▸ YOUR OBJECTIVE:
Nothing in the data should change when you return it, but leave the pictures out.

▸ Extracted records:
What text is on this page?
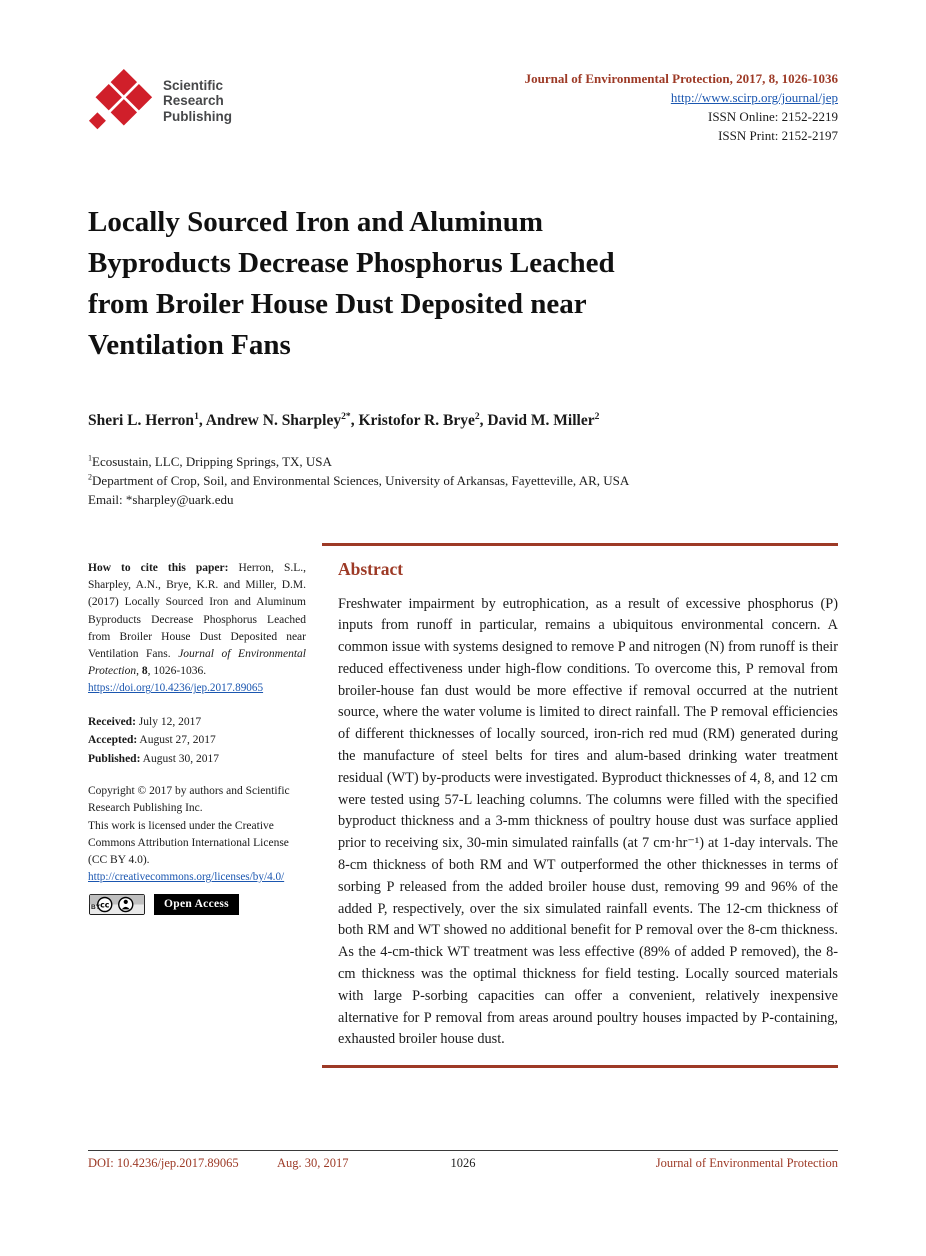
Scientific
Research
Publishing
Journal of Environmental Protection, 2017, 8, 1026-1036
http://www.scirp.org/journal/jep
ISSN Online: 2152-2219
ISSN Print: 2152-2197
Locally Sourced Iron and Aluminum
Byproducts Decrease Phosphorus Leached
from Broiler House Dust Deposited near
Ventilation Fans
Sheri L. Herron$^1$, Andrew N. Sharpley$^{2*}$, Kristofor R. Brye$^2$, David M. Miller$^2$
$^1$Ecosustain, LLC, Dripping Springs, TX, USA
$^2$Department of Crop, Soil, and Environmental Sciences, University of Arkansas, Fayetteville, AR, USA
Email: *sharpley@uark.edu

How to cite this paper: Herron, S.L., Sharpley, A.N., Brye, K.R. and Miller, D.M. (2017) Locally Sourced Iron and Aluminum Byproducts Decrease Phosphorus Leached from Broiler House Dust Deposited near Ventilation Fans. Journal of Environmental Protection, 8, 1026-1036.

https://doi.org/10.4236/jep.2017.89065
Received: July 12, 2017
Accepted: August 27, 2017
Published: August 30, 2017

Copyright © 2017 by authors and Scientific Research Publishing Inc.

This work is licensed under the Creative Commons Attribution International License (CC BY 4.0).

http://creativecommons.org/licenses/by/4.0/
cc
BY	Open Access
Abstract

Freshwater impairment by eutrophication, as a result of excessive phosphorus (P) inputs from runoff in particular, remains a ubiquitous environmental concern. A common issue with systems designed to remove P and nitrogen (N) from runoff is their reduced effectiveness under high-flow conditions. To overcome this, P removal from broiler-house fan dust would be more effective if removal occurred at the nutrient source, where the water volume is limited to direct rainfall. The P removal efficiencies of different thicknesses of locally sourced, iron-rich red mud (RM) generated during the manufacture of steel belts for tires and alum-based drinking water treatment residual (WT) by-products were investigated. Byproduct thicknesses of 4, 8, and 12 cm were tested using 57-L leaching columns. The columns were filled with the specified byproduct thickness and a 3-mm thickness of poultry house dust was surface applied prior to receiving six, 30-min simulated rainfalls (at 7 cm·hr⁻¹) at 1-day intervals. The 8-cm thickness of both RM and WT outperformed the other thicknesses in terms of sorbing P released from the added broiler house dust, removing 99 and 96% of the added P, respectively, over the six simulated rainfall events. The 12-cm thickness of both RM and WT showed no additional benefit for P removal over the 8-cm thickness. As the 4-cm-thick WT treatment was less effective (89% of added P removed), the 8-cm thickness was the optimal thickness for field testing. Locally sourced materials with large P-sorbing capacities can offer a convenient, relatively inexpensive alternative for P removal from areas around poultry houses impacted by P-containing, exhausted broiler house dust.

DOI: 10.4236/jep.2017.89065	Aug. 30, 2017	1026	Journal of Environmental Protection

▸ ANSWER TO THE TASK:
What text is on this page?
Scientific
Research
Publishing
Journal of Environmental Protection, 2017, 8, 1026-1036
http://www.scirp.org/journal/jep
ISSN Online: 2152-2219
ISSN Print: 2152-2197
Locally Sourced Iron and Aluminum
Byproducts Decrease Phosphorus Leached
from Broiler House Dust Deposited near
Ventilation Fans
Sheri L. Herron$^1$, Andrew N. Sharpley$^{2*}$, Kristofor R. Brye$^2$, David M. Miller$^2$
$^1$Ecosustain, LLC, Dripping Springs, TX, USA
$^2$Department of Crop, Soil, and Environmental Sciences, University of Arkansas, Fayetteville, AR, USA
Email: *sharpley@uark.edu

How to cite this paper: Herron, S.L., Sharpley, A.N., Brye, K.R. and Miller, D.M. (2017) Locally Sourced Iron and Aluminum Byproducts Decrease Phosphorus Leached from Broiler House Dust Deposited near Ventilation Fans. Journal of Environmental Protection, 8, 1026-1036.

https://doi.org/10.4236/jep.2017.89065
Received: July 12, 2017
Accepted: August 27, 2017
Published: August 30, 2017

Copyright © 2017 by authors and Scientific Research Publishing Inc.

This work is licensed under the Creative Commons Attribution International License (CC BY 4.0).

http://creativecommons.org/licenses/by/4.0/
cc
BY	Open Access
Abstract

Freshwater impairment by eutrophication, as a result of excessive phosphorus (P) inputs from runoff in particular, remains a ubiquitous environmental concern. A common issue with systems designed to remove P and nitrogen (N) from runoff is their reduced effectiveness under high-flow conditions. To overcome this, P removal from broiler-house fan dust would be more effective if removal occurred at the nutrient source, where the water volume is limited to direct rainfall. The P removal efficiencies of different thicknesses of locally sourced, iron-rich red mud (RM) generated during the manufacture of steel belts for tires and alum-based drinking water treatment residual (WT) by-products were investigated. Byproduct thicknesses of 4, 8, and 12 cm were tested using 57-L leaching columns. The columns were filled with the specified byproduct thickness and a 3-mm thickness of poultry house dust was surface applied prior to receiving six, 30-min simulated rainfalls (at 7 cm·hr⁻¹) at 1-day intervals. The 8-cm thickness of both RM and WT outperformed the other thicknesses in terms of sorbing P released from the added broiler house dust, removing 99 and 96% of the added P, respectively, over the six simulated rainfall events. The 12-cm thickness of both RM and WT showed no additional benefit for P removal over the 8-cm thickness. As the 4-cm-thick WT treatment was less effective (89% of added P removed), the 8-cm thickness was the optimal thickness for field testing. Locally sourced materials with large P-sorbing capacities can offer a convenient, relatively inexpensive alternative for P removal from areas around poultry houses impacted by P-containing, exhausted broiler house dust.

DOI: 10.4236/jep.2017.89065	Aug. 30, 2017	1026	Journal of Environmental Protection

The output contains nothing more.